INPUT DATA
....................

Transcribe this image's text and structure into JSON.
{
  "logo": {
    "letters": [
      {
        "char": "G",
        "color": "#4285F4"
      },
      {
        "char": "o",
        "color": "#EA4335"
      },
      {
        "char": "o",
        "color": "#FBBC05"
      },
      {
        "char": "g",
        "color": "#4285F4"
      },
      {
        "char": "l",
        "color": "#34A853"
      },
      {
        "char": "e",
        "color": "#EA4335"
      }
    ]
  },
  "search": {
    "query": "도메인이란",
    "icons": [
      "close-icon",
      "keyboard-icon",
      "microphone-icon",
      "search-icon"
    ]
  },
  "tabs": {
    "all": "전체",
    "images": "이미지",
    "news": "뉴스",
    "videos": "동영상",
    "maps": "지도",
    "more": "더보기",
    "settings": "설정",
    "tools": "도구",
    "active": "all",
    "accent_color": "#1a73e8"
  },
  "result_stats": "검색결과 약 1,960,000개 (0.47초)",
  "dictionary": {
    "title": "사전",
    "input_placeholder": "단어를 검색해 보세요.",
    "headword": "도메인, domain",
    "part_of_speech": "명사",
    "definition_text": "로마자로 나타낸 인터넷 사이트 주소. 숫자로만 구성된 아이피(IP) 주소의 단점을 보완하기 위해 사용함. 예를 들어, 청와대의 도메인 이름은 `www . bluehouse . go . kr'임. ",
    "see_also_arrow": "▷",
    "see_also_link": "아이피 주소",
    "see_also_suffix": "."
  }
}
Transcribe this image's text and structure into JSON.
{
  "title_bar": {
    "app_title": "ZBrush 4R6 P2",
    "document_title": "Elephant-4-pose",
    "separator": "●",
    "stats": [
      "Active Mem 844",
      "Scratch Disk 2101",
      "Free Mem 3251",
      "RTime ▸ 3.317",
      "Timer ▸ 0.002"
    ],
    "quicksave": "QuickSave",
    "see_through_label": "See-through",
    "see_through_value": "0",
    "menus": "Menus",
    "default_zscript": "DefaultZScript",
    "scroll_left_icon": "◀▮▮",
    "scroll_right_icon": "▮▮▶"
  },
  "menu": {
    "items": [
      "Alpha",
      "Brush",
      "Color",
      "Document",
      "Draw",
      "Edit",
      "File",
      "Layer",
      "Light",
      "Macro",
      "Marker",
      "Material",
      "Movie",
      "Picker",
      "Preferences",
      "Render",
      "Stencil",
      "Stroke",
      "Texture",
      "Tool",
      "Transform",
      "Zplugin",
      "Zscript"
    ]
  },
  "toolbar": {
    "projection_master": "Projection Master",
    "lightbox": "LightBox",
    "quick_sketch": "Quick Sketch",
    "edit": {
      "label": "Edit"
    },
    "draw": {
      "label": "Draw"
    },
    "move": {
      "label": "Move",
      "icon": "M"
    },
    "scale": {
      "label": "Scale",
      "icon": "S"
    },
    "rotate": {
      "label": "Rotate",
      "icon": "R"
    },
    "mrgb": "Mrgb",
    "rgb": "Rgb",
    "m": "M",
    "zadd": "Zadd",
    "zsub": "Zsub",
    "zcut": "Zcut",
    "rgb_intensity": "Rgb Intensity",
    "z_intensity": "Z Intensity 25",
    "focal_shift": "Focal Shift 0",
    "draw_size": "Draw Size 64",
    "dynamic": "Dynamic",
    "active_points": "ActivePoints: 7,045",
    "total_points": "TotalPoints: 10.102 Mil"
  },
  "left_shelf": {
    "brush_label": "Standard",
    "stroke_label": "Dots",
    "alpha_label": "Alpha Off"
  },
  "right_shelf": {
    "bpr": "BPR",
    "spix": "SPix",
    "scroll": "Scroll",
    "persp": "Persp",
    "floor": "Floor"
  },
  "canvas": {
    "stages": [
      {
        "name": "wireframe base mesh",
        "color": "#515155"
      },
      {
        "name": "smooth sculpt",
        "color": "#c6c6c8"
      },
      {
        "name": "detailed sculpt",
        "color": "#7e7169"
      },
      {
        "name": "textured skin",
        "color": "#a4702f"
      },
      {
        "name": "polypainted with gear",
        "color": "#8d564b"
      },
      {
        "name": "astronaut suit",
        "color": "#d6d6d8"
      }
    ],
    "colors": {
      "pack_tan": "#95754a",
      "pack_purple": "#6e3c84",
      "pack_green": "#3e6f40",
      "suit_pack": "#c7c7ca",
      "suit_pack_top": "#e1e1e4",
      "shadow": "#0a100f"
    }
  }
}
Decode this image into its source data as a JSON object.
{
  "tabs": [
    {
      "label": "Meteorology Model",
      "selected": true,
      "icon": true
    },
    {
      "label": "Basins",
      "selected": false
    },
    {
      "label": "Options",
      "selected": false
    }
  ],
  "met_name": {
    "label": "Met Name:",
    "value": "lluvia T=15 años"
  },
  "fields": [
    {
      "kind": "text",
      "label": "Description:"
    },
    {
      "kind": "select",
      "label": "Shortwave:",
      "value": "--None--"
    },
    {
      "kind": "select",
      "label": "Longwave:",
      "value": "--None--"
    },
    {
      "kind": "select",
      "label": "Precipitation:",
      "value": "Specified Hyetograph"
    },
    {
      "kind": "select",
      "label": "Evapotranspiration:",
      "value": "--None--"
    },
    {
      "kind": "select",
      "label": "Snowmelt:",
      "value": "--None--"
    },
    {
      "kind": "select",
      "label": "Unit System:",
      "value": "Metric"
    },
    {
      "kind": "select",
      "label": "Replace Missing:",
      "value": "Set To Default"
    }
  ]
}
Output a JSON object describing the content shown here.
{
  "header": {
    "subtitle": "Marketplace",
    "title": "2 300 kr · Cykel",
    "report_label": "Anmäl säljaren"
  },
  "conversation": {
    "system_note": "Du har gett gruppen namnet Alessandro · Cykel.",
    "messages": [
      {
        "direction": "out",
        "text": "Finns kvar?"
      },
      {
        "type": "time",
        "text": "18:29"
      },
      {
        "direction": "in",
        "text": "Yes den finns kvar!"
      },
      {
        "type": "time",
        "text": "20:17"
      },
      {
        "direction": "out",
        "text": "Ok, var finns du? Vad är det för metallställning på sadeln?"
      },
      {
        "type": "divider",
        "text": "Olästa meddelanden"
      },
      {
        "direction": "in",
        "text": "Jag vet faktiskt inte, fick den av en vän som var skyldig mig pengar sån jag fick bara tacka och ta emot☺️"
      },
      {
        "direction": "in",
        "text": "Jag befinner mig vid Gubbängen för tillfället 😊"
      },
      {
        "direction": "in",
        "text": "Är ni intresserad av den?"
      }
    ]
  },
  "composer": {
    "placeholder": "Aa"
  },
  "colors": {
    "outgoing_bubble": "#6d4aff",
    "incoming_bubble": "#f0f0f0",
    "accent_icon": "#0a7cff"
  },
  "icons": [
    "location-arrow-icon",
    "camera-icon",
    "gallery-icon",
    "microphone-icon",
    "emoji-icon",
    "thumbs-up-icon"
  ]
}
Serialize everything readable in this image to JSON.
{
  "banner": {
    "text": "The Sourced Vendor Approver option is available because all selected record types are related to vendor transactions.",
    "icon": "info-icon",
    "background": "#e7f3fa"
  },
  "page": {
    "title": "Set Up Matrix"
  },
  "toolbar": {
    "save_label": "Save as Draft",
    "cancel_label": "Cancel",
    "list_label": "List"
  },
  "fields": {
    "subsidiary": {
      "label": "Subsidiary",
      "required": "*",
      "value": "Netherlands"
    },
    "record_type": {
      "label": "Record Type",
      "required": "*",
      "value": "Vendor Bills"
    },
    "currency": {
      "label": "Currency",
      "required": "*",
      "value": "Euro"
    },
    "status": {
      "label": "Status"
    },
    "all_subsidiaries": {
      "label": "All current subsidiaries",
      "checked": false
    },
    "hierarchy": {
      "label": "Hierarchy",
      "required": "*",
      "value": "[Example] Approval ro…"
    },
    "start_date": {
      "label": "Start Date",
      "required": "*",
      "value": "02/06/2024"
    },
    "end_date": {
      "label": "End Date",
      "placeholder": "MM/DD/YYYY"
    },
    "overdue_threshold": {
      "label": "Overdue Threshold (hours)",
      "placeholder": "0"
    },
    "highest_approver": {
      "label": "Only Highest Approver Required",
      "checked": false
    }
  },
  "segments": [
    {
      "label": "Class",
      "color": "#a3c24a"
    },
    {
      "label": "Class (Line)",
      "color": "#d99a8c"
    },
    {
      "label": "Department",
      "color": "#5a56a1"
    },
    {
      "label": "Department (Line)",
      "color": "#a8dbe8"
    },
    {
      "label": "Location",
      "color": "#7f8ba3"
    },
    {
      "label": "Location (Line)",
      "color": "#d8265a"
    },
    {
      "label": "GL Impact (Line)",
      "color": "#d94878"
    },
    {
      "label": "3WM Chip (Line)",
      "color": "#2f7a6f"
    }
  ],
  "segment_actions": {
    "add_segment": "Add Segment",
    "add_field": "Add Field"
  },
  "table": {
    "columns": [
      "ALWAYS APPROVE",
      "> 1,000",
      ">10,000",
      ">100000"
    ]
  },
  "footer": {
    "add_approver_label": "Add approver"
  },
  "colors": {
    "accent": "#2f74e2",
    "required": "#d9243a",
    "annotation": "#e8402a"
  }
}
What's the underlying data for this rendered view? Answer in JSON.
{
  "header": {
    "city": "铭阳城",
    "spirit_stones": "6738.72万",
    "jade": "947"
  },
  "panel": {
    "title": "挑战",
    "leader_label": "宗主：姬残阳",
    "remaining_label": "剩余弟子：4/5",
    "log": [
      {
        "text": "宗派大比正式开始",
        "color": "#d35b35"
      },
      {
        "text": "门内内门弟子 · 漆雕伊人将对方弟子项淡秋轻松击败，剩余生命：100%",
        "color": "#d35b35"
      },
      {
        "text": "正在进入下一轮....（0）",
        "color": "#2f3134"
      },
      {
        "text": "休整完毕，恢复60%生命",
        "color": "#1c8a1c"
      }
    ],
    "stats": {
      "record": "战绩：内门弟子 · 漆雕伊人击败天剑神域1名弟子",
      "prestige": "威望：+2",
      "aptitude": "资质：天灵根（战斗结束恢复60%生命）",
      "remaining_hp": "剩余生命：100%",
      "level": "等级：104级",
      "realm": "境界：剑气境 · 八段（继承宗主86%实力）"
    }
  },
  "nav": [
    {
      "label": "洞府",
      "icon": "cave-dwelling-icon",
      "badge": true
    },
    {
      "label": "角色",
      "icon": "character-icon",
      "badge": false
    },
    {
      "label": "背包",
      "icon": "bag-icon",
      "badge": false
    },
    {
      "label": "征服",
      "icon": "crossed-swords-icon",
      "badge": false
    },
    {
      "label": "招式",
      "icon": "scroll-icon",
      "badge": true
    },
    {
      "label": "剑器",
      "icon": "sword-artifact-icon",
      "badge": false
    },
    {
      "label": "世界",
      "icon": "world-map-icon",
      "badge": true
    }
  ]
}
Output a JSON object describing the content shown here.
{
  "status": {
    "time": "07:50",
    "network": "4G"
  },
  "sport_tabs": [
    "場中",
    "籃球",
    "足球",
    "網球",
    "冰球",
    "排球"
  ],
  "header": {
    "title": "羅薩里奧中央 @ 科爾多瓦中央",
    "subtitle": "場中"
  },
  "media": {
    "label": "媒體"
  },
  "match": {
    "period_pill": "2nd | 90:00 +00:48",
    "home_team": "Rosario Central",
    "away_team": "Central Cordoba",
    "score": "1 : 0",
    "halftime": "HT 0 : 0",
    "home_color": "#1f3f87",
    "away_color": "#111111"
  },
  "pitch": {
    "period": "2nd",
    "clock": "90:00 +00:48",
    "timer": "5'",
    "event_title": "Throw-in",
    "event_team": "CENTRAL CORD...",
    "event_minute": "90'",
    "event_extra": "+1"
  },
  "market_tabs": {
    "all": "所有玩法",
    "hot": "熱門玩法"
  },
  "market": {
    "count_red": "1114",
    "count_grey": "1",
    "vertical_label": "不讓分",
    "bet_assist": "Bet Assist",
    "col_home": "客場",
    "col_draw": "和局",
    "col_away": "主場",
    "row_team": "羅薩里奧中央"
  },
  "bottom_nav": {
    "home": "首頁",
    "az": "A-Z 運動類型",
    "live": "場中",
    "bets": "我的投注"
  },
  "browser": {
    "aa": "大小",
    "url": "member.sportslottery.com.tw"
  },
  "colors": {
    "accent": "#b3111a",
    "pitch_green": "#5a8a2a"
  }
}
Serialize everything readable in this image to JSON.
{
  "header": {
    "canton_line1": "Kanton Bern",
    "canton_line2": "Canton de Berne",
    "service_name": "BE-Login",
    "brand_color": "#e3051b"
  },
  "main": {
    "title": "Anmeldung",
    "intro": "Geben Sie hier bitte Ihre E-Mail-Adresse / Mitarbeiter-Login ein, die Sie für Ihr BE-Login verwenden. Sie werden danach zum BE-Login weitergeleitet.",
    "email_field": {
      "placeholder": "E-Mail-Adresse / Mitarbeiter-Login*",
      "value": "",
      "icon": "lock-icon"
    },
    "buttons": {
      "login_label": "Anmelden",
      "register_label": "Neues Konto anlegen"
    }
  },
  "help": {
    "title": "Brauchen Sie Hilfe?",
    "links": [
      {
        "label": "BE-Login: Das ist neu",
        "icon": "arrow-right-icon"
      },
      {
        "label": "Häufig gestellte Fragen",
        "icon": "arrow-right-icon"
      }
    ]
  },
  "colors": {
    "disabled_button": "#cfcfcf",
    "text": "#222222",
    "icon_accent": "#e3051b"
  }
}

....................

Show every line from the listing above in which the string "selected" appears.

RESPONSE TO THIS EXERCISE
      "selected": true,
      "selected": false
      "selected": false
    "text": "The Sourced Vendor Approver option is available because all selected record types are related to vendor transactions.",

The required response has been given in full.